Please print all of the material below, word for word.

#####

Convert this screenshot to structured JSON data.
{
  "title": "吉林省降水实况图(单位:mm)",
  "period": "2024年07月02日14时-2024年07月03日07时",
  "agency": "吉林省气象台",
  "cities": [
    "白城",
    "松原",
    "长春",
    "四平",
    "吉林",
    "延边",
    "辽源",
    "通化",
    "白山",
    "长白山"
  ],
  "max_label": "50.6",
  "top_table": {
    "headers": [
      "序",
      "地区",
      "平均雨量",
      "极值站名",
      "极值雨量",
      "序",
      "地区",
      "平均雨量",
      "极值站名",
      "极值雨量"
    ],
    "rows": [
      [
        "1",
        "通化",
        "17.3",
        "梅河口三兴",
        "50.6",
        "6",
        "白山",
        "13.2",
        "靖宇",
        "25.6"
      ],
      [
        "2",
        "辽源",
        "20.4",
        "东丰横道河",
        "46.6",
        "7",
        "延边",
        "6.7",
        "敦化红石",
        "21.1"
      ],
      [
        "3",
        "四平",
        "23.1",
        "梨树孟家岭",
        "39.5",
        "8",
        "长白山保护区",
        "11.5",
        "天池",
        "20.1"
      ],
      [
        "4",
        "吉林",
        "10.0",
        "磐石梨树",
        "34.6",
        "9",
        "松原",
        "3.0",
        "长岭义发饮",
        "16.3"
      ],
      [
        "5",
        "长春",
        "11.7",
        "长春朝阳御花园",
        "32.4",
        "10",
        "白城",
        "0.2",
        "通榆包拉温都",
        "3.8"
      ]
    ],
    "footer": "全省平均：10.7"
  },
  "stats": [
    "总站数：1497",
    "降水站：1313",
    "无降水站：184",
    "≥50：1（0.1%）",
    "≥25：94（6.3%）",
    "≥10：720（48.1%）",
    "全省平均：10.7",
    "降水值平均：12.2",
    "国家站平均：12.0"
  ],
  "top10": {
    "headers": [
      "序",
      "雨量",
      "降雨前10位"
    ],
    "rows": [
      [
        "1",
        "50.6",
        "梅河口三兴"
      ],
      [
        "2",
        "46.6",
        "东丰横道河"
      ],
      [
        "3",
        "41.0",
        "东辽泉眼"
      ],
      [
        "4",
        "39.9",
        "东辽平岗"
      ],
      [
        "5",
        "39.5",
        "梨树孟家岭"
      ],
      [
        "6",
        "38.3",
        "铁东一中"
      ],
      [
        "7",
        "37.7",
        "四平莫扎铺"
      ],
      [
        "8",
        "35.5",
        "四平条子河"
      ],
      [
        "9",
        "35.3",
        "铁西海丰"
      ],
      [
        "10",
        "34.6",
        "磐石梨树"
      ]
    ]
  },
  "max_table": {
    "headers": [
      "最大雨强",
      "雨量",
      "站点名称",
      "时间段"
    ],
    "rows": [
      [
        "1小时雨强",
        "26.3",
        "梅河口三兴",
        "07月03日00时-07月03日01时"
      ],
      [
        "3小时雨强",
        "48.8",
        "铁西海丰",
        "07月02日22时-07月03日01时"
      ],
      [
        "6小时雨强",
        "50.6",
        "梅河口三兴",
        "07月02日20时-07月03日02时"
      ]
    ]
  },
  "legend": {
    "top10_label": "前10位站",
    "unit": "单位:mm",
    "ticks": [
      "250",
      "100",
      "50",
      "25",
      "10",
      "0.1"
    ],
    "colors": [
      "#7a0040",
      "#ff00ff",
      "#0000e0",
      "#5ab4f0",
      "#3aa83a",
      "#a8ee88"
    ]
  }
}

#####

> **The completed task**
Convert this screenshot to structured JSON data.
{
  "title": "吉林省降水实况图(单位:mm)",
  "period": "2024年07月02日14时-2024年07月03日07时",
  "agency": "吉林省气象台",
  "cities": [
    "白城",
    "松原",
    "长春",
    "四平",
    "吉林",
    "延边",
    "辽源",
    "通化",
    "白山",
    "长白山"
  ],
  "max_label": "50.6",
  "top_table": {
    "headers": [
      "序",
      "地区",
      "平均雨量",
      "极值站名",
      "极值雨量",
      "序",
      "地区",
      "平均雨量",
      "极值站名",
      "极值雨量"
    ],
    "rows": [
      [
        "1",
        "通化",
        "17.3",
        "梅河口三兴",
        "50.6",
        "6",
        "白山",
        "13.2",
        "靖宇",
        "25.6"
      ],
      [
        "2",
        "辽源",
        "20.4",
        "东丰横道河",
        "46.6",
        "7",
        "延边",
        "6.7",
        "敦化红石",
        "21.1"
      ],
      [
        "3",
        "四平",
        "23.1",
        "梨树孟家岭",
        "39.5",
        "8",
        "长白山保护区",
        "11.5",
        "天池",
        "20.1"
      ],
      [
        "4",
        "吉林",
        "10.0",
        "磐石梨树",
        "34.6",
        "9",
        "松原",
        "3.0",
        "长岭义发饮",
        "16.3"
      ],
      [
        "5",
        "长春",
        "11.7",
        "长春朝阳御花园",
        "32.4",
        "10",
        "白城",
        "0.2",
        "通榆包拉温都",
        "3.8"
      ]
    ],
    "footer": "全省平均：10.7"
  },
  "stats": [
    "总站数：1497",
    "降水站：1313",
    "无降水站：184",
    "≥50：1（0.1%）",
    "≥25：94（6.3%）",
    "≥10：720（48.1%）",
    "全省平均：10.7",
    "降水值平均：12.2",
    "国家站平均：12.0"
  ],
  "top10": {
    "headers": [
      "序",
      "雨量",
      "降雨前10位"
    ],
    "rows": [
      [
        "1",
        "50.6",
        "梅河口三兴"
      ],
      [
        "2",
        "46.6",
        "东丰横道河"
      ],
      [
        "3",
        "41.0",
        "东辽泉眼"
      ],
      [
        "4",
        "39.9",
        "东辽平岗"
      ],
      [
        "5",
        "39.5",
        "梨树孟家岭"
      ],
      [
        "6",
        "38.3",
        "铁东一中"
      ],
      [
        "7",
        "37.7",
        "四平莫扎铺"
      ],
      [
        "8",
        "35.5",
        "四平条子河"
      ],
      [
        "9",
        "35.3",
        "铁西海丰"
      ],
      [
        "10",
        "34.6",
        "磐石梨树"
      ]
    ]
  },
  "max_table": {
    "headers": [
      "最大雨强",
      "雨量",
      "站点名称",
      "时间段"
    ],
    "rows": [
      [
        "1小时雨强",
        "26.3",
        "梅河口三兴",
        "07月03日00时-07月03日01时"
      ],
      [
        "3小时雨强",
        "48.8",
        "铁西海丰",
        "07月02日22时-07月03日01时"
      ],
      [
        "6小时雨强",
        "50.6",
        "梅河口三兴",
        "07月02日20时-07月03日02时"
      ]
    ]
  },
  "legend": {
    "top10_label": "前10位站",
    "unit": "单位:mm",
    "ticks": [
      "250",
      "100",
      "50",
      "25",
      "10",
      "0.1"
    ],
    "colors": [
      "#7a0040",
      "#ff00ff",
      "#0000e0",
      "#5ab4f0",
      "#3aa83a",
      "#a8ee88"
    ]
  }
}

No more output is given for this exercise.